======== Provided information ========
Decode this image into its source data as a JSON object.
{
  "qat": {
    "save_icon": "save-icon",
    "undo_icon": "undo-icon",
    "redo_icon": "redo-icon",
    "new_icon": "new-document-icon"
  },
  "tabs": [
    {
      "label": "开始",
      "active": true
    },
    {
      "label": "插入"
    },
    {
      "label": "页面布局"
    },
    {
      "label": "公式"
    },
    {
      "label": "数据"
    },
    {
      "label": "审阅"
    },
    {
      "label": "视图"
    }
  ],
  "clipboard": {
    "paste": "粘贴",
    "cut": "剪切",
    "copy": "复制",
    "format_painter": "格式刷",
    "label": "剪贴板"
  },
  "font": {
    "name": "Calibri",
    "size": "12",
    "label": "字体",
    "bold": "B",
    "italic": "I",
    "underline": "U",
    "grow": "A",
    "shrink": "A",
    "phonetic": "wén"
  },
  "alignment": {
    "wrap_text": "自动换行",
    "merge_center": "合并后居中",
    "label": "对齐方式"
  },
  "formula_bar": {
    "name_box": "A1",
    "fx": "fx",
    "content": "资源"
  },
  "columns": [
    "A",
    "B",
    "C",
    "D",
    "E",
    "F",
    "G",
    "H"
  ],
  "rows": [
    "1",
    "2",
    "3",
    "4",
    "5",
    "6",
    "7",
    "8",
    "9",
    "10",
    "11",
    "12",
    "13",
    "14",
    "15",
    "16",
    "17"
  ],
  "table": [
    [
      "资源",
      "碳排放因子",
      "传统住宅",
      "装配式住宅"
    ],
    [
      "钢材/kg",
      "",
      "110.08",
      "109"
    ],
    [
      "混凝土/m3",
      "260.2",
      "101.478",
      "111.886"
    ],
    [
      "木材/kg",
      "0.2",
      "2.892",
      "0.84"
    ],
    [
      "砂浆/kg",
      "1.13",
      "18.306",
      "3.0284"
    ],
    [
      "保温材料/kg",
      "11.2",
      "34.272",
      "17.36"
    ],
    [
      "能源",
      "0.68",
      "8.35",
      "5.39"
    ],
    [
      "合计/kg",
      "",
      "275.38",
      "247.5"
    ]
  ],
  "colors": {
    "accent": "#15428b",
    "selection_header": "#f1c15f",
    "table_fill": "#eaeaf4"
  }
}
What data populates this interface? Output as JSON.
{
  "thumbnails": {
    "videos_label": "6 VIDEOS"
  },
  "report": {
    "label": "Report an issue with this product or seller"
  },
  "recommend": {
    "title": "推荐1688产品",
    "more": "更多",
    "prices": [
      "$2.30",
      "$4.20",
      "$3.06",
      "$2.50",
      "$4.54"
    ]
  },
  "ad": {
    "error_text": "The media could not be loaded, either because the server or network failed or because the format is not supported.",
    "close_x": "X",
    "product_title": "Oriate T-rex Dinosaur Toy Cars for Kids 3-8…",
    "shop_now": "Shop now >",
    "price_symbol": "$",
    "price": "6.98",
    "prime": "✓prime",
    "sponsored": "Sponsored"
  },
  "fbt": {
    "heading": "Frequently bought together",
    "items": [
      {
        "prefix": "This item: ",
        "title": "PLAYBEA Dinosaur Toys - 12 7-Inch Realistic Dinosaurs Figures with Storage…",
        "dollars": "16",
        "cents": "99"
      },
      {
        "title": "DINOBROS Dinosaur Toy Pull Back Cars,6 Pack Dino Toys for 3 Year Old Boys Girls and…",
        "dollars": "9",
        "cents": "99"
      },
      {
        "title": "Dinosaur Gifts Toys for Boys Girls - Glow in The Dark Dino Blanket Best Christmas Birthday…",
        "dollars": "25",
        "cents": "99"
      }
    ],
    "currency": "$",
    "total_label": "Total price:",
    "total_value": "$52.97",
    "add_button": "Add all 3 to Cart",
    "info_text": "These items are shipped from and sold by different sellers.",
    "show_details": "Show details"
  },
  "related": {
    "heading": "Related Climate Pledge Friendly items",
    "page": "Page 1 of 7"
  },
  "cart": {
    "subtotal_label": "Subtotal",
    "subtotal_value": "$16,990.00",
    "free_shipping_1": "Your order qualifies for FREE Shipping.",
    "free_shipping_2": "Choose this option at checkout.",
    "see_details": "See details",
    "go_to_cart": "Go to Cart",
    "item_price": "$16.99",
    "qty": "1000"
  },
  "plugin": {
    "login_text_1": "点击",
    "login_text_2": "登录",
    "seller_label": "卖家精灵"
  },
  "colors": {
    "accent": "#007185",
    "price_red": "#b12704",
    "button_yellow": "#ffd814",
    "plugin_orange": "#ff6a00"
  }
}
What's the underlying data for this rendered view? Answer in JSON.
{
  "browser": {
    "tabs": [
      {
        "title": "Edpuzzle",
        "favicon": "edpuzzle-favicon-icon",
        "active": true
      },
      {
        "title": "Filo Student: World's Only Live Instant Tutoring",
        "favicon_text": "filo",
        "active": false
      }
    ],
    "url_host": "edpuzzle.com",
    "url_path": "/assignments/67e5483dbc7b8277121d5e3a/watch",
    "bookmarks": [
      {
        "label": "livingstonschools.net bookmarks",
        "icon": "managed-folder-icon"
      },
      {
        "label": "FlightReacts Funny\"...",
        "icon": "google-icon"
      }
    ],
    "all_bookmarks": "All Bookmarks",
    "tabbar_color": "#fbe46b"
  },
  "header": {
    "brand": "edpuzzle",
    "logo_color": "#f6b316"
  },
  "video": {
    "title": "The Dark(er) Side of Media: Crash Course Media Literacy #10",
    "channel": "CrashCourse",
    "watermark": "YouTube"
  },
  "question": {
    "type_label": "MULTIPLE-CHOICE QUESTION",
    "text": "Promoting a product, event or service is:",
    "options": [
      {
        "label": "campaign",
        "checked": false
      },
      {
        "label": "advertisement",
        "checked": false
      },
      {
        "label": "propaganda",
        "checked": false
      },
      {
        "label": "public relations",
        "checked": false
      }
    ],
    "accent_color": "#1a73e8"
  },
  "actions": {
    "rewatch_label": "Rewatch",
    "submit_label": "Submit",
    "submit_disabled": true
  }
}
========
Give the material above again, word for word.

Decode this image into its source data as a JSON object.
{
  "qat": {
    "save_icon": "save-icon",
    "undo_icon": "undo-icon",
    "redo_icon": "redo-icon",
    "new_icon": "new-document-icon"
  },
  "tabs": [
    {
      "label": "开始",
      "active": true
    },
    {
      "label": "插入"
    },
    {
      "label": "页面布局"
    },
    {
      "label": "公式"
    },
    {
      "label": "数据"
    },
    {
      "label": "审阅"
    },
    {
      "label": "视图"
    }
  ],
  "clipboard": {
    "paste": "粘贴",
    "cut": "剪切",
    "copy": "复制",
    "format_painter": "格式刷",
    "label": "剪贴板"
  },
  "font": {
    "name": "Calibri",
    "size": "12",
    "label": "字体",
    "bold": "B",
    "italic": "I",
    "underline": "U",
    "grow": "A",
    "shrink": "A",
    "phonetic": "wén"
  },
  "alignment": {
    "wrap_text": "自动换行",
    "merge_center": "合并后居中",
    "label": "对齐方式"
  },
  "formula_bar": {
    "name_box": "A1",
    "fx": "fx",
    "content": "资源"
  },
  "columns": [
    "A",
    "B",
    "C",
    "D",
    "E",
    "F",
    "G",
    "H"
  ],
  "rows": [
    "1",
    "2",
    "3",
    "4",
    "5",
    "6",
    "7",
    "8",
    "9",
    "10",
    "11",
    "12",
    "13",
    "14",
    "15",
    "16",
    "17"
  ],
  "table": [
    [
      "资源",
      "碳排放因子",
      "传统住宅",
      "装配式住宅"
    ],
    [
      "钢材/kg",
      "",
      "110.08",
      "109"
    ],
    [
      "混凝土/m3",
      "260.2",
      "101.478",
      "111.886"
    ],
    [
      "木材/kg",
      "0.2",
      "2.892",
      "0.84"
    ],
    [
      "砂浆/kg",
      "1.13",
      "18.306",
      "3.0284"
    ],
    [
      "保温材料/kg",
      "11.2",
      "34.272",
      "17.36"
    ],
    [
      "能源",
      "0.68",
      "8.35",
      "5.39"
    ],
    [
      "合计/kg",
      "",
      "275.38",
      "247.5"
    ]
  ],
  "colors": {
    "accent": "#15428b",
    "selection_header": "#f1c15f",
    "table_fill": "#eaeaf4"
  }
}
What data populates this interface? Output as JSON.
{
  "thumbnails": {
    "videos_label": "6 VIDEOS"
  },
  "report": {
    "label": "Report an issue with this product or seller"
  },
  "recommend": {
    "title": "推荐1688产品",
    "more": "更多",
    "prices": [
      "$2.30",
      "$4.20",
      "$3.06",
      "$2.50",
      "$4.54"
    ]
  },
  "ad": {
    "error_text": "The media could not be loaded, either because the server or network failed or because the format is not supported.",
    "close_x": "X",
    "product_title": "Oriate T-rex Dinosaur Toy Cars for Kids 3-8…",
    "shop_now": "Shop now >",
    "price_symbol": "$",
    "price": "6.98",
    "prime": "✓prime",
    "sponsored": "Sponsored"
  },
  "fbt": {
    "heading": "Frequently bought together",
    "items": [
      {
        "prefix": "This item: ",
        "title": "PLAYBEA Dinosaur Toys - 12 7-Inch Realistic Dinosaurs Figures with Storage…",
        "dollars": "16",
        "cents": "99"
      },
      {
        "title": "DINOBROS Dinosaur Toy Pull Back Cars,6 Pack Dino Toys for 3 Year Old Boys Girls and…",
        "dollars": "9",
        "cents": "99"
      },
      {
        "title": "Dinosaur Gifts Toys for Boys Girls - Glow in The Dark Dino Blanket Best Christmas Birthday…",
        "dollars": "25",
        "cents": "99"
      }
    ],
    "currency": "$",
    "total_label": "Total price:",
    "total_value": "$52.97",
    "add_button": "Add all 3 to Cart",
    "info_text": "These items are shipped from and sold by different sellers.",
    "show_details": "Show details"
  },
  "related": {
    "heading": "Related Climate Pledge Friendly items",
    "page": "Page 1 of 7"
  },
  "cart": {
    "subtotal_label": "Subtotal",
    "subtotal_value": "$16,990.00",
    "free_shipping_1": "Your order qualifies for FREE Shipping.",
    "free_shipping_2": "Choose this option at checkout.",
    "see_details": "See details",
    "go_to_cart": "Go to Cart",
    "item_price": "$16.99",
    "qty": "1000"
  },
  "plugin": {
    "login_text_1": "点击",
    "login_text_2": "登录",
    "seller_label": "卖家精灵"
  },
  "colors": {
    "accent": "#007185",
    "price_red": "#b12704",
    "button_yellow": "#ffd814",
    "plugin_orange": "#ff6a00"
  }
}
What's the underlying data for this rendered view? Answer in JSON.
{
  "browser": {
    "tabs": [
      {
        "title": "Edpuzzle",
        "favicon": "edpuzzle-favicon-icon",
        "active": true
      },
      {
        "title": "Filo Student: World's Only Live Instant Tutoring",
        "favicon_text": "filo",
        "active": false
      }
    ],
    "url_host": "edpuzzle.com",
    "url_path": "/assignments/67e5483dbc7b8277121d5e3a/watch",
    "bookmarks": [
      {
        "label": "livingstonschools.net bookmarks",
        "icon": "managed-folder-icon"
      },
      {
        "label": "FlightReacts Funny\"...",
        "icon": "google-icon"
      }
    ],
    "all_bookmarks": "All Bookmarks",
    "tabbar_color": "#fbe46b"
  },
  "header": {
    "brand": "edpuzzle",
    "logo_color": "#f6b316"
  },
  "video": {
    "title": "The Dark(er) Side of Media: Crash Course Media Literacy #10",
    "channel": "CrashCourse",
    "watermark": "YouTube"
  },
  "question": {
    "type_label": "MULTIPLE-CHOICE QUESTION",
    "text": "Promoting a product, event or service is:",
    "options": [
      {
        "label": "campaign",
        "checked": false
      },
      {
        "label": "advertisement",
        "checked": false
      },
      {
        "label": "propaganda",
        "checked": false
      },
      {
        "label": "public relations",
        "checked": false
      }
    ],
    "accent_color": "#1a73e8"
  },
  "actions": {
    "rewatch_label": "Rewatch",
    "submit_label": "Submit",
    "submit_disabled": true
  }
}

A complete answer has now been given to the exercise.